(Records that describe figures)
━━━━━━━━
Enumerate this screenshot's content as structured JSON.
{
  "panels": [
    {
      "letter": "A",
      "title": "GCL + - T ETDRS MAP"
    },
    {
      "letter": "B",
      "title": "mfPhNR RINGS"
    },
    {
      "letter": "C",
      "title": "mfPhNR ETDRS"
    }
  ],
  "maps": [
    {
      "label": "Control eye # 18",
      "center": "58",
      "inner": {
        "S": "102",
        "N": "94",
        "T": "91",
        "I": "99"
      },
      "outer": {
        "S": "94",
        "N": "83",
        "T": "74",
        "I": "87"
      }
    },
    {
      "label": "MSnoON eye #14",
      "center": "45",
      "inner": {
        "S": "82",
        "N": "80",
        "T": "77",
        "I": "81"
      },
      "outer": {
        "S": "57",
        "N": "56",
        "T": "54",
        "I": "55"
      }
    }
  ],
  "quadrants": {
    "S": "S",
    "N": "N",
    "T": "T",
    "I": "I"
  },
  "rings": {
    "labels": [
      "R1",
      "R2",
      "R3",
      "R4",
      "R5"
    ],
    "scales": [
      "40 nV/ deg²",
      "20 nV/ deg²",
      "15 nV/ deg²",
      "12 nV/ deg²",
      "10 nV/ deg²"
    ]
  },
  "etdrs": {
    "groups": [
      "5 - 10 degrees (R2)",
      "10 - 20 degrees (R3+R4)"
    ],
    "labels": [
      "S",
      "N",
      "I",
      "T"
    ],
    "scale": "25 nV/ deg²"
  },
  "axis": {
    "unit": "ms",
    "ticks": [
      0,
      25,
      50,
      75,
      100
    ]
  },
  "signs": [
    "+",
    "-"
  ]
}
━━━━━━━━
◆ **STATED PROBLEM**
Please reproduce each record precisely as written.

◆ **RESULT OF THIS TASK**
Enumerate this screenshot's content as structured JSON.
{
  "panels": [
    {
      "letter": "A",
      "title": "GCL + - T ETDRS MAP"
    },
    {
      "letter": "B",
      "title": "mfPhNR RINGS"
    },
    {
      "letter": "C",
      "title": "mfPhNR ETDRS"
    }
  ],
  "maps": [
    {
      "label": "Control eye # 18",
      "center": "58",
      "inner": {
        "S": "102",
        "N": "94",
        "T": "91",
        "I": "99"
      },
      "outer": {
        "S": "94",
        "N": "83",
        "T": "74",
        "I": "87"
      }
    },
    {
      "label": "MSnoON eye #14",
      "center": "45",
      "inner": {
        "S": "82",
        "N": "80",
        "T": "77",
        "I": "81"
      },
      "outer": {
        "S": "57",
        "N": "56",
        "T": "54",
        "I": "55"
      }
    }
  ],
  "quadrants": {
    "S": "S",
    "N": "N",
    "T": "T",
    "I": "I"
  },
  "rings": {
    "labels": [
      "R1",
      "R2",
      "R3",
      "R4",
      "R5"
    ],
    "scales": [
      "40 nV/ deg²",
      "20 nV/ deg²",
      "15 nV/ deg²",
      "12 nV/ deg²",
      "10 nV/ deg²"
    ]
  },
  "etdrs": {
    "groups": [
      "5 - 10 degrees (R2)",
      "10 - 20 degrees (R3+R4)"
    ],
    "labels": [
      "S",
      "N",
      "I",
      "T"
    ],
    "scale": "25 nV/ deg²"
  },
  "axis": {
    "unit": "ms",
    "ticks": [
      0,
      25,
      50,
      75,
      100
    ]
  },
  "signs": [
    "+",
    "-"
  ]
}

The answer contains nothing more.